- [Challenge]:
Update the entries below by changing every occurrence of "warning-stripe" to "warning-marker" and leaving all other text as it stands.
** Begin Data shown **
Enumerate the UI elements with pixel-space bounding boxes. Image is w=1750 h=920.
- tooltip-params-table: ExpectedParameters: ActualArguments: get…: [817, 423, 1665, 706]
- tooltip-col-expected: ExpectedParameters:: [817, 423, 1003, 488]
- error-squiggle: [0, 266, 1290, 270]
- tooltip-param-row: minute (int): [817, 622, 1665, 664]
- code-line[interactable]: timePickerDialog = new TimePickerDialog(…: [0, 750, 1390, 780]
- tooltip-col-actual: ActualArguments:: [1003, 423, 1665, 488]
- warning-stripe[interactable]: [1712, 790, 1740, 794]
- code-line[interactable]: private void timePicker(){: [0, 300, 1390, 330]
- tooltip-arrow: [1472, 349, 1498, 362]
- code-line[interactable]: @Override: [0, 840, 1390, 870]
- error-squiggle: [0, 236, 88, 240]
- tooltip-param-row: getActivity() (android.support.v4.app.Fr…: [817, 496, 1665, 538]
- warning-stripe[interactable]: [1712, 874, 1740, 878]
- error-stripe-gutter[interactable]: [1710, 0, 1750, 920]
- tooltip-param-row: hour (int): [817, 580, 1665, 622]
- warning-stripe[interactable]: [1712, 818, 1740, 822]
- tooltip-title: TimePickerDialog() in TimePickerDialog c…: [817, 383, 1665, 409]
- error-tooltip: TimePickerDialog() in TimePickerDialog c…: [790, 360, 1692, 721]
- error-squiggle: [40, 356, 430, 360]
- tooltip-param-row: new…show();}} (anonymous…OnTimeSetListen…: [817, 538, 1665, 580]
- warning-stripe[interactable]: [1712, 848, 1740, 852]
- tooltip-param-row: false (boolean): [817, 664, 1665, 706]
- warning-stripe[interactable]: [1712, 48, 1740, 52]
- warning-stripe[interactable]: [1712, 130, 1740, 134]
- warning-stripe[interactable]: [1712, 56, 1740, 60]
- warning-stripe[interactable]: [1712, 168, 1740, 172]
** End Data shown **
- [Task solution]:
Enumerate the UI elements with pixel-space bounding boxes. Image is w=1750 h=920.
- tooltip-params-table: ExpectedParameters: ActualArguments: get…: [817, 423, 1665, 706]
- tooltip-col-expected: ExpectedParameters:: [817, 423, 1003, 488]
- error-squiggle: [0, 266, 1290, 270]
- tooltip-param-row: minute (int): [817, 622, 1665, 664]
- code-line[interactable]: timePickerDialog = new TimePickerDialog(…: [0, 750, 1390, 780]
- tooltip-col-actual: ActualArguments:: [1003, 423, 1665, 488]
- warning-marker[interactable]: [1712, 790, 1740, 794]
- code-line[interactable]: private void timePicker(){: [0, 300, 1390, 330]
- tooltip-arrow: [1472, 349, 1498, 362]
- code-line[interactable]: @Override: [0, 840, 1390, 870]
- error-squiggle: [0, 236, 88, 240]
- tooltip-param-row: getActivity() (android.support.v4.app.Fr…: [817, 496, 1665, 538]
- warning-marker[interactable]: [1712, 874, 1740, 878]
- error-stripe-gutter[interactable]: [1710, 0, 1750, 920]
- tooltip-param-row: hour (int): [817, 580, 1665, 622]
- warning-marker[interactable]: [1712, 818, 1740, 822]
- tooltip-title: TimePickerDialog() in TimePickerDialog c…: [817, 383, 1665, 409]
- error-tooltip: TimePickerDialog() in TimePickerDialog c…: [790, 360, 1692, 721]
- error-squiggle: [40, 356, 430, 360]
- tooltip-param-row: new…show();}} (anonymous…OnTimeSetListen…: [817, 538, 1665, 580]
- warning-marker[interactable]: [1712, 848, 1740, 852]
- tooltip-param-row: false (boolean): [817, 664, 1665, 706]
- warning-marker[interactable]: [1712, 48, 1740, 52]
- warning-marker[interactable]: [1712, 130, 1740, 134]
- warning-marker[interactable]: [1712, 56, 1740, 60]
- warning-marker[interactable]: [1712, 168, 1740, 172]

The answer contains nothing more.